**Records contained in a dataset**
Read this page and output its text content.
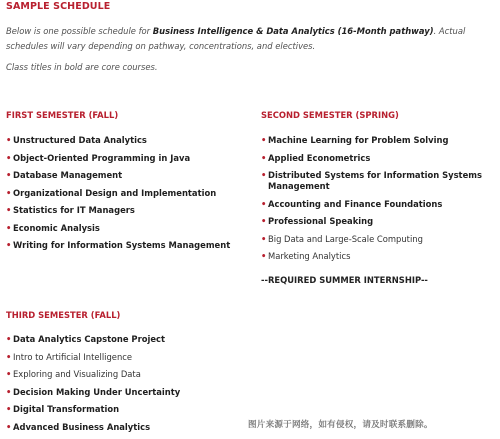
SAMPLE SCHEDULE
Below is one possible schedule for Business Intelligence & Data Analytics (16-Month pathway). Actual schedules will vary depending on pathway, concentrations, and electives.
Class titles in bold are core courses.
FIRST SEMESTER (FALL)
• Unstructured Data Analytics
• Object-Oriented Programming in Java
• Database Management
• Organizational Design and Implementation
• Statistics for IT Managers
• Economic Analysis
• Writing for Information Systems Management
SECOND SEMESTER (SPRING)
• Machine Learning for Problem Solving
• Applied Econometrics
• Distributed Systems for Information Systems Management
• Accounting and Finance Foundations
• Professional Speaking
• Big Data and Large-Scale Computing
• Marketing Analytics
--REQUIRED SUMMER INTERNSHIP--
THIRD SEMESTER (FALL)
• Data Analytics Capstone Project
• Intro to Artificial Intelligence
• Exploring and Visualizing Data
• Decision Making Under Uncertainty
• Digital Transformation
• Advanced Business Analytics	图片来源于网络，如有侵权，请及时联系删除。
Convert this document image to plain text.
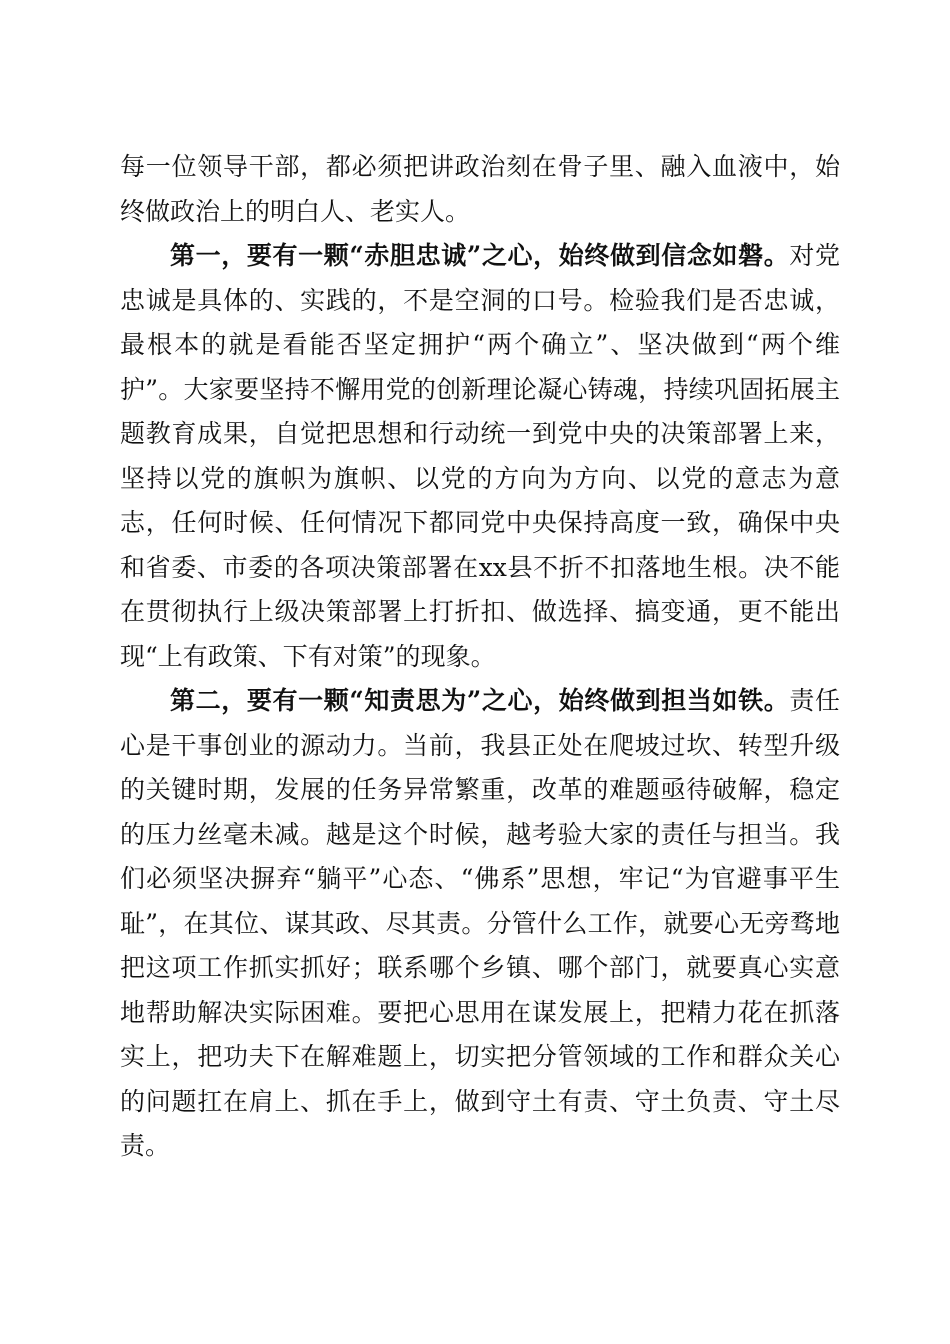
每一位领导干部，都必须把讲政治刻在骨子里、融入血液中，始终做政治上的明白人、老实人。

第一，要有一颗“赤胆忠诚”之心，始终做到信念如磐。对党忠诚是具体的、实践的，不是空洞的口号。检验我们是否忠诚，最根本的就是看能否坚定拥护“两个确立”、坚决做到“两个维护”。大家要坚持不懈用党的创新理论凝心铸魂，持续巩固拓展主题教育成果，自觉把思想和行动统一到党中央的决策部署上来，坚持以党的旗帜为旗帜、以党的方向为方向、以党的意志为意志，任何时候、任何情况下都同党中央保持高度一致，确保中央和省委、市委的各项决策部署在xx县不折不扣落地生根。决不能在贯彻执行上级决策部署上打折扣、做选择、搞变通，更不能出现“上有政策、下有对策”的现象。

第二，要有一颗“知责思为”之心，始终做到担当如铁。责任心是干事创业的源动力。当前，我县正处在爬坡过坎、转型升级的关键时期，发展的任务异常繁重，改革的难题亟待破解，稳定的压力丝毫未减。越是这个时候，越考验大家的责任与担当。我们必须坚决摒弃“躺平”心态、“佛系”思想，牢记“为官避事平生耻”，在其位、谋其政、尽其责。分管什么工作，就要心无旁骛地把这项工作抓实抓好；联系哪个乡镇、哪个部门，就要真心实意地帮助解决实际困难。要把心思用在谋发展上，把精力花在抓落实上，把功夫下在解难题上，切实把分管领域的工作和群众关心的问题扛在肩上、抓在手上，做到守土有责、守土负责、守土尽责。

**The request**
Strip the images and reproduce the remaining records precisely.

**Solution below**
Read this page and output its text content.
SAMPLE SCHEDULE
Below is one possible schedule for Business Intelligence & Data Analytics (16-Month pathway). Actual schedules will vary depending on pathway, concentrations, and electives.
Class titles in bold are core courses.
FIRST SEMESTER (FALL)
• Unstructured Data Analytics
• Object-Oriented Programming in Java
• Database Management
• Organizational Design and Implementation
• Statistics for IT Managers
• Economic Analysis
• Writing for Information Systems Management
SECOND SEMESTER (SPRING)
• Machine Learning for Problem Solving
• Applied Econometrics
• Distributed Systems for Information Systems Management
• Accounting and Finance Foundations
• Professional Speaking
• Big Data and Large-Scale Computing
• Marketing Analytics
--REQUIRED SUMMER INTERNSHIP--
THIRD SEMESTER (FALL)
• Data Analytics Capstone Project
• Intro to Artificial Intelligence
• Exploring and Visualizing Data
• Decision Making Under Uncertainty
• Digital Transformation
• Advanced Business Analytics	图片来源于网络，如有侵权，请及时联系删除。
Convert this document image to plain text.
每一位领导干部，都必须把讲政治刻在骨子里、融入血液中，始终做政治上的明白人、老实人。

第一，要有一颗“赤胆忠诚”之心，始终做到信念如磐。对党忠诚是具体的、实践的，不是空洞的口号。检验我们是否忠诚，最根本的就是看能否坚定拥护“两个确立”、坚决做到“两个维护”。大家要坚持不懈用党的创新理论凝心铸魂，持续巩固拓展主题教育成果，自觉把思想和行动统一到党中央的决策部署上来，坚持以党的旗帜为旗帜、以党的方向为方向、以党的意志为意志，任何时候、任何情况下都同党中央保持高度一致，确保中央和省委、市委的各项决策部署在xx县不折不扣落地生根。决不能在贯彻执行上级决策部署上打折扣、做选择、搞变通，更不能出现“上有政策、下有对策”的现象。

第二，要有一颗“知责思为”之心，始终做到担当如铁。责任心是干事创业的源动力。当前，我县正处在爬坡过坎、转型升级的关键时期，发展的任务异常繁重，改革的难题亟待破解，稳定的压力丝毫未减。越是这个时候，越考验大家的责任与担当。我们必须坚决摒弃“躺平”心态、“佛系”思想，牢记“为官避事平生耻”，在其位、谋其政、尽其责。分管什么工作，就要心无旁骛地把这项工作抓实抓好；联系哪个乡镇、哪个部门，就要真心实意地帮助解决实际困难。要把心思用在谋发展上，把精力花在抓落实上，把功夫下在解难题上，切实把分管领域的工作和群众关心的问题扛在肩上、抓在手上，做到守土有责、守土负责、守土尽责。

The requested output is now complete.